- WRITTEN REQUEST: Each record needs to be echoed exactly; can you do that?
** Begin **
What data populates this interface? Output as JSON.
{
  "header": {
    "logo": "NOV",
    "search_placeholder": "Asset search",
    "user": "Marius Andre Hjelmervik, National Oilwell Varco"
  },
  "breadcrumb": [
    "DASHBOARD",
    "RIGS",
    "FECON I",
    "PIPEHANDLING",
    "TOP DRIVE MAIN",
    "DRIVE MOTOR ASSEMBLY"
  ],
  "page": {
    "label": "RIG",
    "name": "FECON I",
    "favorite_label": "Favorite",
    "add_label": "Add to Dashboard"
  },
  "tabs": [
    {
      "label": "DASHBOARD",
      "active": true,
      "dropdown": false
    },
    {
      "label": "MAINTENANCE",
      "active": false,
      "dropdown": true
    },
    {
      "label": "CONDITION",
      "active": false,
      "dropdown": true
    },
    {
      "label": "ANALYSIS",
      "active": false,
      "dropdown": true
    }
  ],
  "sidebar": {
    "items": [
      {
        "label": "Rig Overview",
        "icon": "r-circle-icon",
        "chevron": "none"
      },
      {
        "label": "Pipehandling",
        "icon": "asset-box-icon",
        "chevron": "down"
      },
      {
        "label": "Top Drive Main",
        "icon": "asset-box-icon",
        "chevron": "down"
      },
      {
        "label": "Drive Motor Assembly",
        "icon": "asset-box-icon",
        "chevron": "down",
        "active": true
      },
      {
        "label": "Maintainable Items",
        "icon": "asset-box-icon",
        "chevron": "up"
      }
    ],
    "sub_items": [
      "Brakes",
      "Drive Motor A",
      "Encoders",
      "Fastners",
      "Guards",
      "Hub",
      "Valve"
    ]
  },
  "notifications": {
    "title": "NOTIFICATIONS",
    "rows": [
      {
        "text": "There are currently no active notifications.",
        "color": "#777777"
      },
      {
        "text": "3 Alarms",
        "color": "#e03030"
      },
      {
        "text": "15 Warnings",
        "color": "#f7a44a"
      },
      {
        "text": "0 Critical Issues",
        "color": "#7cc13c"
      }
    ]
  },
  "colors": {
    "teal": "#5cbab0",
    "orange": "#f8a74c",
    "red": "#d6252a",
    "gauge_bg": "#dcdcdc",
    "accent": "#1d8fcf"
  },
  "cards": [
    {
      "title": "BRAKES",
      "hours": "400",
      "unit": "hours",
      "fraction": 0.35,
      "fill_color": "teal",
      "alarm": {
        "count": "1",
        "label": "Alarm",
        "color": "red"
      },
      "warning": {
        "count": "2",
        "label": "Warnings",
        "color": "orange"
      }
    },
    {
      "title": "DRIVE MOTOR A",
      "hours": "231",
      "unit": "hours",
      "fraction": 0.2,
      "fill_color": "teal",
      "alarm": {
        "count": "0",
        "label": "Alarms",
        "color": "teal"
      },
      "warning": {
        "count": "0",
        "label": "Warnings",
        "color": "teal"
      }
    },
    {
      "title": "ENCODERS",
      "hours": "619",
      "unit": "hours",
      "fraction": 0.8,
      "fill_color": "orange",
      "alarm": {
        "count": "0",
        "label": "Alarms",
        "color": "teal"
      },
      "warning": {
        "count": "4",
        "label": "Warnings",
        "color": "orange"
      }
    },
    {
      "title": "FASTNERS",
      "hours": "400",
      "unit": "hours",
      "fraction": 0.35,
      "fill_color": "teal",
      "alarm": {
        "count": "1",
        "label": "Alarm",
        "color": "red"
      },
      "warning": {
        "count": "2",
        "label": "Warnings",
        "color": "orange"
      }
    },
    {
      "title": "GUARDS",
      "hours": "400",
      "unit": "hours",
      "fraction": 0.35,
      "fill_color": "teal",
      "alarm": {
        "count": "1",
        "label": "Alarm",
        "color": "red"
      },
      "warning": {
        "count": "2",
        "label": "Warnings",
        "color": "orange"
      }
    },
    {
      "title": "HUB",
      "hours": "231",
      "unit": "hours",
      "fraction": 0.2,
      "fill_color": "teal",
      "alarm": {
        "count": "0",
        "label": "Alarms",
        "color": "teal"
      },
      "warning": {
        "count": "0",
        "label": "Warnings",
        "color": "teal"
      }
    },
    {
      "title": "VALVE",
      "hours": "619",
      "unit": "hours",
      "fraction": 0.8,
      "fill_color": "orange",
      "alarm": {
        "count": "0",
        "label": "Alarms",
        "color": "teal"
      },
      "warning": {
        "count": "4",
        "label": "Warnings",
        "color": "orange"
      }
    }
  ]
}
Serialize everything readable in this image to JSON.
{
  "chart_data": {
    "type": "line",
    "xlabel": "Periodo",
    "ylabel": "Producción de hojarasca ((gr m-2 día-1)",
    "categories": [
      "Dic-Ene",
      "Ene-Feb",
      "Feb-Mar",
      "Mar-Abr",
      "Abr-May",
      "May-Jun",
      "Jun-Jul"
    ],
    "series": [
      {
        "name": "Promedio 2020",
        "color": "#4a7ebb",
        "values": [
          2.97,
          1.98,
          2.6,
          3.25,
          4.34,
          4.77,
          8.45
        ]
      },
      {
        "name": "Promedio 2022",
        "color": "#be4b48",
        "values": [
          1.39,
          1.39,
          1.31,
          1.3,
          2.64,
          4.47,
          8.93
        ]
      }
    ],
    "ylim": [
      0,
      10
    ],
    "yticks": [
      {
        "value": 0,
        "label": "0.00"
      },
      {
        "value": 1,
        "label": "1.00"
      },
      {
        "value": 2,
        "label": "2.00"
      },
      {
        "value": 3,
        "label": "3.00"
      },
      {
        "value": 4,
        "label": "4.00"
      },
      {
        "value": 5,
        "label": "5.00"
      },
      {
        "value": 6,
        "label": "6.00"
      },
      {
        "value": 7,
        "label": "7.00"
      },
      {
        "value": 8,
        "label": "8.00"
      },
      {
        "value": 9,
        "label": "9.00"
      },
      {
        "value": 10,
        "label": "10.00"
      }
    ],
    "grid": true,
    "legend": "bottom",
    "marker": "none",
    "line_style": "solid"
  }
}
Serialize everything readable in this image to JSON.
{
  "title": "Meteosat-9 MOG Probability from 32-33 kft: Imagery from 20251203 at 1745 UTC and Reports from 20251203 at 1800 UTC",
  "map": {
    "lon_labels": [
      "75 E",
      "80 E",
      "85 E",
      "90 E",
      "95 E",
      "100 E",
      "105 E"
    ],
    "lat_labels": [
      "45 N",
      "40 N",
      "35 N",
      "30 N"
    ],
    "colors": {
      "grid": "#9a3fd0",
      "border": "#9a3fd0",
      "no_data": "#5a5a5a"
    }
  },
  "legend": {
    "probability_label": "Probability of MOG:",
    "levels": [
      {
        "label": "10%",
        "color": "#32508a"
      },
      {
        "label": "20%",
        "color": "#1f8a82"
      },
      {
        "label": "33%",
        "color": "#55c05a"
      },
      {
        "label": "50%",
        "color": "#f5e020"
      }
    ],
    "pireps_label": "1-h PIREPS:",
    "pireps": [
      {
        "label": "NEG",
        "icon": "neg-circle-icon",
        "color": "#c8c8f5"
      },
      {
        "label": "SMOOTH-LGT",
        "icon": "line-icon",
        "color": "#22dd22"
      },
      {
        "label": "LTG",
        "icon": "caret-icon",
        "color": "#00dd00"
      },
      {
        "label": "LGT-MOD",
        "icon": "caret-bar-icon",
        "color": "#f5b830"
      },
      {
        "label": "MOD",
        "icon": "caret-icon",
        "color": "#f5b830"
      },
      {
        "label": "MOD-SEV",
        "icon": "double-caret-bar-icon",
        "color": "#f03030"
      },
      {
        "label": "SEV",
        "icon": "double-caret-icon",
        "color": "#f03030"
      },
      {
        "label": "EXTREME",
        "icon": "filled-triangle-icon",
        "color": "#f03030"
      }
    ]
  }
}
** End **
- FINAL RESULT:
What data populates this interface? Output as JSON.
{
  "header": {
    "logo": "NOV",
    "search_placeholder": "Asset search",
    "user": "Marius Andre Hjelmervik, National Oilwell Varco"
  },
  "breadcrumb": [
    "DASHBOARD",
    "RIGS",
    "FECON I",
    "PIPEHANDLING",
    "TOP DRIVE MAIN",
    "DRIVE MOTOR ASSEMBLY"
  ],
  "page": {
    "label": "RIG",
    "name": "FECON I",
    "favorite_label": "Favorite",
    "add_label": "Add to Dashboard"
  },
  "tabs": [
    {
      "label": "DASHBOARD",
      "active": true,
      "dropdown": false
    },
    {
      "label": "MAINTENANCE",
      "active": false,
      "dropdown": true
    },
    {
      "label": "CONDITION",
      "active": false,
      "dropdown": true
    },
    {
      "label": "ANALYSIS",
      "active": false,
      "dropdown": true
    }
  ],
  "sidebar": {
    "items": [
      {
        "label": "Rig Overview",
        "icon": "r-circle-icon",
        "chevron": "none"
      },
      {
        "label": "Pipehandling",
        "icon": "asset-box-icon",
        "chevron": "down"
      },
      {
        "label": "Top Drive Main",
        "icon": "asset-box-icon",
        "chevron": "down"
      },
      {
        "label": "Drive Motor Assembly",
        "icon": "asset-box-icon",
        "chevron": "down",
        "active": true
      },
      {
        "label": "Maintainable Items",
        "icon": "asset-box-icon",
        "chevron": "up"
      }
    ],
    "sub_items": [
      "Brakes",
      "Drive Motor A",
      "Encoders",
      "Fastners",
      "Guards",
      "Hub",
      "Valve"
    ]
  },
  "notifications": {
    "title": "NOTIFICATIONS",
    "rows": [
      {
        "text": "There are currently no active notifications.",
        "color": "#777777"
      },
      {
        "text": "3 Alarms",
        "color": "#e03030"
      },
      {
        "text": "15 Warnings",
        "color": "#f7a44a"
      },
      {
        "text": "0 Critical Issues",
        "color": "#7cc13c"
      }
    ]
  },
  "colors": {
    "teal": "#5cbab0",
    "orange": "#f8a74c",
    "red": "#d6252a",
    "gauge_bg": "#dcdcdc",
    "accent": "#1d8fcf"
  },
  "cards": [
    {
      "title": "BRAKES",
      "hours": "400",
      "unit": "hours",
      "fraction": 0.35,
      "fill_color": "teal",
      "alarm": {
        "count": "1",
        "label": "Alarm",
        "color": "red"
      },
      "warning": {
        "count": "2",
        "label": "Warnings",
        "color": "orange"
      }
    },
    {
      "title": "DRIVE MOTOR A",
      "hours": "231",
      "unit": "hours",
      "fraction": 0.2,
      "fill_color": "teal",
      "alarm": {
        "count": "0",
        "label": "Alarms",
        "color": "teal"
      },
      "warning": {
        "count": "0",
        "label": "Warnings",
        "color": "teal"
      }
    },
    {
      "title": "ENCODERS",
      "hours": "619",
      "unit": "hours",
      "fraction": 0.8,
      "fill_color": "orange",
      "alarm": {
        "count": "0",
        "label": "Alarms",
        "color": "teal"
      },
      "warning": {
        "count": "4",
        "label": "Warnings",
        "color": "orange"
      }
    },
    {
      "title": "FASTNERS",
      "hours": "400",
      "unit": "hours",
      "fraction": 0.35,
      "fill_color": "teal",
      "alarm": {
        "count": "1",
        "label": "Alarm",
        "color": "red"
      },
      "warning": {
        "count": "2",
        "label": "Warnings",
        "color": "orange"
      }
    },
    {
      "title": "GUARDS",
      "hours": "400",
      "unit": "hours",
      "fraction": 0.35,
      "fill_color": "teal",
      "alarm": {
        "count": "1",
        "label": "Alarm",
        "color": "red"
      },
      "warning": {
        "count": "2",
        "label": "Warnings",
        "color": "orange"
      }
    },
    {
      "title": "HUB",
      "hours": "231",
      "unit": "hours",
      "fraction": 0.2,
      "fill_color": "teal",
      "alarm": {
        "count": "0",
        "label": "Alarms",
        "color": "teal"
      },
      "warning": {
        "count": "0",
        "label": "Warnings",
        "color": "teal"
      }
    },
    {
      "title": "VALVE",
      "hours": "619",
      "unit": "hours",
      "fraction": 0.8,
      "fill_color": "orange",
      "alarm": {
        "count": "0",
        "label": "Alarms",
        "color": "teal"
      },
      "warning": {
        "count": "4",
        "label": "Warnings",
        "color": "orange"
      }
    }
  ]
}
Serialize everything readable in this image to JSON.
{
  "chart_data": {
    "type": "line",
    "xlabel": "Periodo",
    "ylabel": "Producción de hojarasca ((gr m-2 día-1)",
    "categories": [
      "Dic-Ene",
      "Ene-Feb",
      "Feb-Mar",
      "Mar-Abr",
      "Abr-May",
      "May-Jun",
      "Jun-Jul"
    ],
    "series": [
      {
        "name": "Promedio 2020",
        "color": "#4a7ebb",
        "values": [
          2.97,
          1.98,
          2.6,
          3.25,
          4.34,
          4.77,
          8.45
        ]
      },
      {
        "name": "Promedio 2022",
        "color": "#be4b48",
        "values": [
          1.39,
          1.39,
          1.31,
          1.3,
          2.64,
          4.47,
          8.93
        ]
      }
    ],
    "ylim": [
      0,
      10
    ],
    "yticks": [
      {
        "value": 0,
        "label": "0.00"
      },
      {
        "value": 1,
        "label": "1.00"
      },
      {
        "value": 2,
        "label": "2.00"
      },
      {
        "value": 3,
        "label": "3.00"
      },
      {
        "value": 4,
        "label": "4.00"
      },
      {
        "value": 5,
        "label": "5.00"
      },
      {
        "value": 6,
        "label": "6.00"
      },
      {
        "value": 7,
        "label": "7.00"
      },
      {
        "value": 8,
        "label": "8.00"
      },
      {
        "value": 9,
        "label": "9.00"
      },
      {
        "value": 10,
        "label": "10.00"
      }
    ],
    "grid": true,
    "legend": "bottom",
    "marker": "none",
    "line_style": "solid"
  }
}
Serialize everything readable in this image to JSON.
{
  "title": "Meteosat-9 MOG Probability from 32-33 kft: Imagery from 20251203 at 1745 UTC and Reports from 20251203 at 1800 UTC",
  "map": {
    "lon_labels": [
      "75 E",
      "80 E",
      "85 E",
      "90 E",
      "95 E",
      "100 E",
      "105 E"
    ],
    "lat_labels": [
      "45 N",
      "40 N",
      "35 N",
      "30 N"
    ],
    "colors": {
      "grid": "#9a3fd0",
      "border": "#9a3fd0",
      "no_data": "#5a5a5a"
    }
  },
  "legend": {
    "probability_label": "Probability of MOG:",
    "levels": [
      {
        "label": "10%",
        "color": "#32508a"
      },
      {
        "label": "20%",
        "color": "#1f8a82"
      },
      {
        "label": "33%",
        "color": "#55c05a"
      },
      {
        "label": "50%",
        "color": "#f5e020"
      }
    ],
    "pireps_label": "1-h PIREPS:",
    "pireps": [
      {
        "label": "NEG",
        "icon": "neg-circle-icon",
        "color": "#c8c8f5"
      },
      {
        "label": "SMOOTH-LGT",
        "icon": "line-icon",
        "color": "#22dd22"
      },
      {
        "label": "LTG",
        "icon": "caret-icon",
        "color": "#00dd00"
      },
      {
        "label": "LGT-MOD",
        "icon": "caret-bar-icon",
        "color": "#f5b830"
      },
      {
        "label": "MOD",
        "icon": "caret-icon",
        "color": "#f5b830"
      },
      {
        "label": "MOD-SEV",
        "icon": "double-caret-bar-icon",
        "color": "#f03030"
      },
      {
        "label": "SEV",
        "icon": "double-caret-icon",
        "color": "#f03030"
      },
      {
        "label": "EXTREME",
        "icon": "filled-triangle-icon",
        "color": "#f03030"
      }
    ]
  }
}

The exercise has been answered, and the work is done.